* **Given problem**
Return all of the entries word for word, but omit the pictures they contain.

(Dataset records)
'''

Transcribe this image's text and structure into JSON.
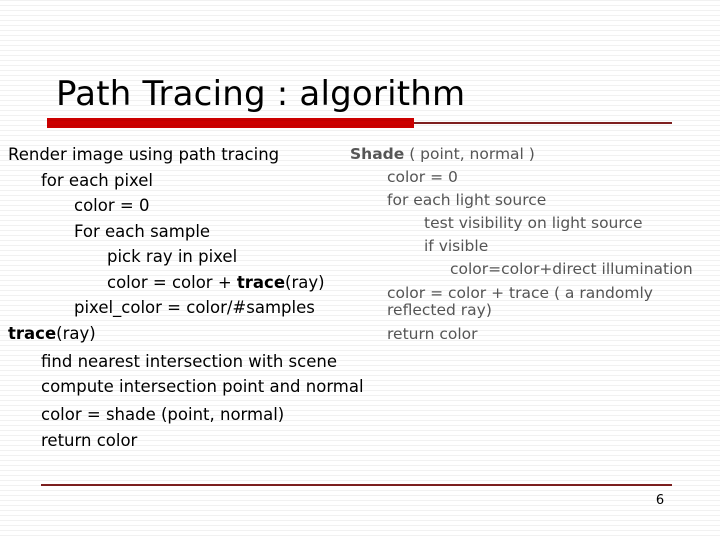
{
  "slide": {
    "title": "Path Tracing : algorithm",
    "page_number": "6",
    "accent_color": "#cc0000",
    "rule_color": "#7f2020",
    "left_text_color": "#000000",
    "right_text_color": "#565656"
  },
  "left_column": {
    "lines": [
      {
        "indent": 0,
        "text": "Render image using path tracing"
      },
      {
        "indent": 1,
        "text": "for each pixel"
      },
      {
        "indent": 2,
        "text": "color = 0"
      },
      {
        "indent": 2,
        "text": "For each sample"
      },
      {
        "indent": 3,
        "text": "pick ray in pixel"
      },
      {
        "indent": 3,
        "pre": "color = color + ",
        "bold": "trace",
        "post": "(ray)"
      },
      {
        "indent": 2,
        "text": "pixel_color = color/#samples"
      },
      {
        "indent": 0,
        "bold": "trace",
        "post": "(ray)"
      },
      {
        "indent": 1,
        "text": "find nearest intersection with scene",
        "wrap": true
      },
      {
        "indent": 1,
        "text": "compute intersection point and normal",
        "wrap": true
      },
      {
        "indent": 1,
        "text": "color = shade (point, normal)"
      },
      {
        "indent": 1,
        "text": "return color"
      }
    ]
  },
  "right_column": {
    "lines": [
      {
        "indent": 0,
        "bold": "Shade",
        "post": " ( point, normal )"
      },
      {
        "indent": 1,
        "text": "color = 0"
      },
      {
        "indent": 1,
        "text": "for each light source"
      },
      {
        "indent": 2,
        "text": "test visibility on light source"
      },
      {
        "indent": 2,
        "text": "if visible"
      },
      {
        "indent": 3,
        "text": "color=color+direct illumination"
      },
      {
        "indent": 1,
        "text": "color = color + trace ( a randomly reflected ray)",
        "wrap": true
      },
      {
        "indent": 1,
        "text": "return color"
      }
    ]
  }
}
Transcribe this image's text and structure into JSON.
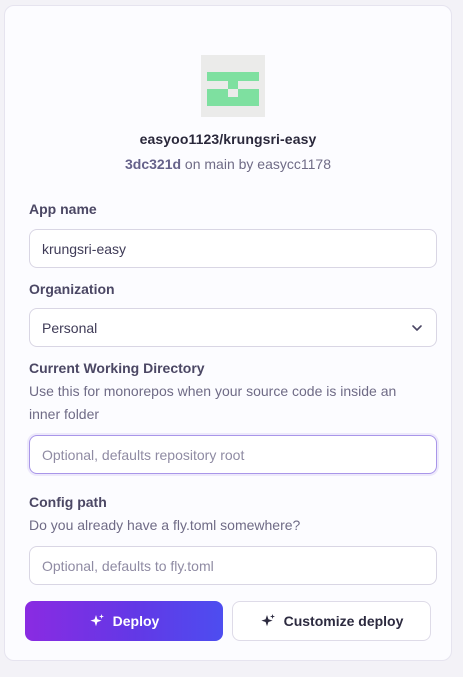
{
  "repo": {
    "full_name": "easyoo1123/krungsri-easy",
    "commit_sha": "3dc321d",
    "commit_rest": " on main by easycc1178"
  },
  "form": {
    "app_name": {
      "label": "App name",
      "value": "krungsri-easy"
    },
    "organization": {
      "label": "Organization",
      "selected": "Personal"
    },
    "cwd": {
      "label": "Current Working Directory",
      "help": "Use this for monorepos when your source code is inside an inner folder",
      "placeholder": "Optional, defaults repository root"
    },
    "config_path": {
      "label": "Config path",
      "help": "Do you already have a fly.toml somewhere?",
      "placeholder": "Optional, defaults to fly.toml"
    }
  },
  "actions": {
    "deploy_label": "Deploy",
    "customize_label": "Customize deploy"
  },
  "colors": {
    "primary_gradient_start": "#8a2be2",
    "primary_gradient_end": "#4d4df0",
    "avatar_green": "#7ee0a0"
  }
}
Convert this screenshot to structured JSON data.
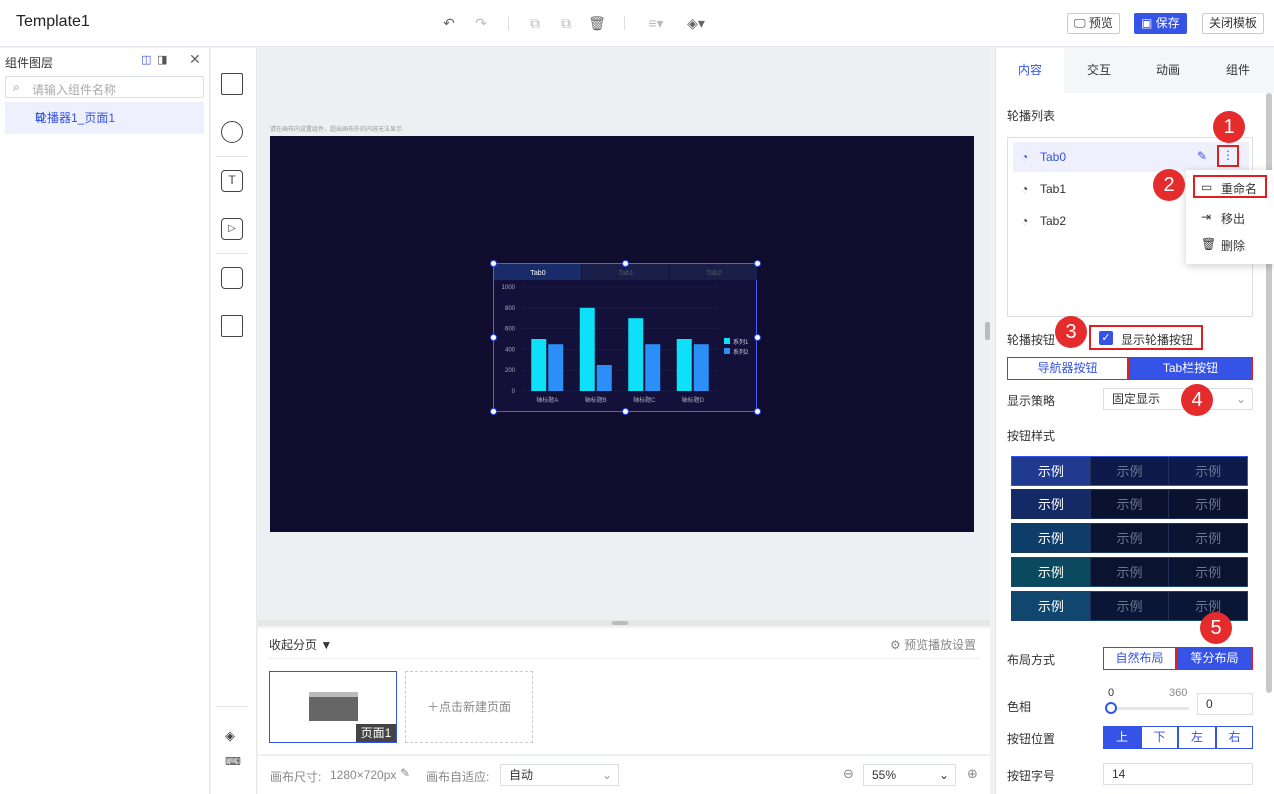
{
  "app": {
    "title": "Template1"
  },
  "toolbar": {
    "preview": "预览",
    "save": "保存",
    "close": "关闭模板"
  },
  "left": {
    "header": "组件图层",
    "search_placeholder": "请输入组件名称",
    "layer_item": "轮播器1_页面1"
  },
  "canvas": {
    "note": "请在画布内设置组件，超出画布外的内容无法显示"
  },
  "chart_data": {
    "type": "bar",
    "tabs": [
      "Tab0",
      "Tab1",
      "Tab2"
    ],
    "categories": [
      "轴标题A",
      "轴标题B",
      "轴标题C",
      "轴标题D"
    ],
    "series": [
      {
        "name": "系列1",
        "values": [
          500,
          800,
          700,
          500
        ],
        "color": "#0ee0f8"
      },
      {
        "name": "系列2",
        "values": [
          450,
          250,
          450,
          450
        ],
        "color": "#2a8ff7"
      }
    ],
    "yticks": [
      "0",
      "200",
      "400",
      "600",
      "800",
      "1000"
    ],
    "ylim": [
      0,
      1000
    ]
  },
  "pages": {
    "collapse": "收起分页",
    "preview_settings": "预览播放设置",
    "page1": "页面1",
    "new_page": "点击新建页面"
  },
  "footer": {
    "size_label": "画布尺寸:",
    "size_value": "1280×720px",
    "adapt_label": "画布自适应:",
    "adapt_value": "自动",
    "zoom": "55%"
  },
  "right": {
    "tabs": [
      "内容",
      "交互",
      "动画",
      "组件"
    ],
    "list_label": "轮播列表",
    "list_items": [
      "Tab0",
      "Tab1",
      "Tab2"
    ],
    "menu": [
      "重命名",
      "移出",
      "删除"
    ],
    "carousel_btn_label": "轮播按钮",
    "show_btn": "显示轮播按钮",
    "nav_btn": "导航器按钮",
    "tab_btn": "Tab栏按钮",
    "display_label": "显示策略",
    "display_value": "固定显示",
    "style_label": "按钮样式",
    "style_sample": "示例",
    "layout_label": "布局方式",
    "layout_natural": "自然布局",
    "layout_equal": "等分布局",
    "hue_label": "色相",
    "hue_min": "0",
    "hue_max": "360",
    "hue_value": "0",
    "pos_label": "按钮位置",
    "pos_options": [
      "上",
      "下",
      "左",
      "右"
    ],
    "font_label": "按钮字号",
    "font_value": "14"
  },
  "badges": [
    "1",
    "2",
    "3",
    "4",
    "5"
  ]
}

'''

* **The result**
Transcribe this image's text and structure into JSON.
{
  "slide": {
    "title": "Path Tracing : algorithm",
    "page_number": "6",
    "accent_color": "#cc0000",
    "rule_color": "#7f2020",
    "left_text_color": "#000000",
    "right_text_color": "#565656"
  },
  "left_column": {
    "lines": [
      {
        "indent": 0,
        "text": "Render image using path tracing"
      },
      {
        "indent": 1,
        "text": "for each pixel"
      },
      {
        "indent": 2,
        "text": "color = 0"
      },
      {
        "indent": 2,
        "text": "For each sample"
      },
      {
        "indent": 3,
        "text": "pick ray in pixel"
      },
      {
        "indent": 3,
        "pre": "color = color + ",
        "bold": "trace",
        "post": "(ray)"
      },
      {
        "indent": 2,
        "text": "pixel_color = color/#samples"
      },
      {
        "indent": 0,
        "bold": "trace",
        "post": "(ray)"
      },
      {
        "indent": 1,
        "text": "find nearest intersection with scene",
        "wrap": true
      },
      {
        "indent": 1,
        "text": "compute intersection point and normal",
        "wrap": true
      },
      {
        "indent": 1,
        "text": "color = shade (point, normal)"
      },
      {
        "indent": 1,
        "text": "return color"
      }
    ]
  },
  "right_column": {
    "lines": [
      {
        "indent": 0,
        "bold": "Shade",
        "post": " ( point, normal )"
      },
      {
        "indent": 1,
        "text": "color = 0"
      },
      {
        "indent": 1,
        "text": "for each light source"
      },
      {
        "indent": 2,
        "text": "test visibility on light source"
      },
      {
        "indent": 2,
        "text": "if visible"
      },
      {
        "indent": 3,
        "text": "color=color+direct illumination"
      },
      {
        "indent": 1,
        "text": "color = color + trace ( a randomly reflected ray)",
        "wrap": true
      },
      {
        "indent": 1,
        "text": "return color"
      }
    ]
  }
}
Transcribe this image's text and structure into JSON.
{
  "repo": {
    "full_name": "easyoo1123/krungsri-easy",
    "commit_sha": "3dc321d",
    "commit_rest": " on main by easycc1178"
  },
  "form": {
    "app_name": {
      "label": "App name",
      "value": "krungsri-easy"
    },
    "organization": {
      "label": "Organization",
      "selected": "Personal"
    },
    "cwd": {
      "label": "Current Working Directory",
      "help": "Use this for monorepos when your source code is inside an inner folder",
      "placeholder": "Optional, defaults repository root"
    },
    "config_path": {
      "label": "Config path",
      "help": "Do you already have a fly.toml somewhere?",
      "placeholder": "Optional, defaults to fly.toml"
    }
  },
  "actions": {
    "deploy_label": "Deploy",
    "customize_label": "Customize deploy"
  },
  "colors": {
    "primary_gradient_start": "#8a2be2",
    "primary_gradient_end": "#4d4df0",
    "avatar_green": "#7ee0a0"
  }
}
Convert this screenshot to structured JSON data.
{
  "app": {
    "title": "Template1"
  },
  "toolbar": {
    "preview": "预览",
    "save": "保存",
    "close": "关闭模板"
  },
  "left": {
    "header": "组件图层",
    "search_placeholder": "请输入组件名称",
    "layer_item": "轮播器1_页面1"
  },
  "canvas": {
    "note": "请在画布内设置组件，超出画布外的内容无法显示"
  },
  "chart_data": {
    "type": "bar",
    "tabs": [
      "Tab0",
      "Tab1",
      "Tab2"
    ],
    "categories": [
      "轴标题A",
      "轴标题B",
      "轴标题C",
      "轴标题D"
    ],
    "series": [
      {
        "name": "系列1",
        "values": [
          500,
          800,
          700,
          500
        ],
        "color": "#0ee0f8"
      },
      {
        "name": "系列2",
        "values": [
          450,
          250,
          450,
          450
        ],
        "color": "#2a8ff7"
      }
    ],
    "yticks": [
      "0",
      "200",
      "400",
      "600",
      "800",
      "1000"
    ],
    "ylim": [
      0,
      1000
    ]
  },
  "pages": {
    "collapse": "收起分页",
    "preview_settings": "预览播放设置",
    "page1": "页面1",
    "new_page": "点击新建页面"
  },
  "footer": {
    "size_label": "画布尺寸:",
    "size_value": "1280×720px",
    "adapt_label": "画布自适应:",
    "adapt_value": "自动",
    "zoom": "55%"
  },
  "right": {
    "tabs": [
      "内容",
      "交互",
      "动画",
      "组件"
    ],
    "list_label": "轮播列表",
    "list_items": [
      "Tab0",
      "Tab1",
      "Tab2"
    ],
    "menu": [
      "重命名",
      "移出",
      "删除"
    ],
    "carousel_btn_label": "轮播按钮",
    "show_btn": "显示轮播按钮",
    "nav_btn": "导航器按钮",
    "tab_btn": "Tab栏按钮",
    "display_label": "显示策略",
    "display_value": "固定显示",
    "style_label": "按钮样式",
    "style_sample": "示例",
    "layout_label": "布局方式",
    "layout_natural": "自然布局",
    "layout_equal": "等分布局",
    "hue_label": "色相",
    "hue_min": "0",
    "hue_max": "360",
    "hue_value": "0",
    "pos_label": "按钮位置",
    "pos_options": [
      "上",
      "下",
      "左",
      "右"
    ],
    "font_label": "按钮字号",
    "font_value": "14"
  },
  "badges": [
    "1",
    "2",
    "3",
    "4",
    "5"
  ]
}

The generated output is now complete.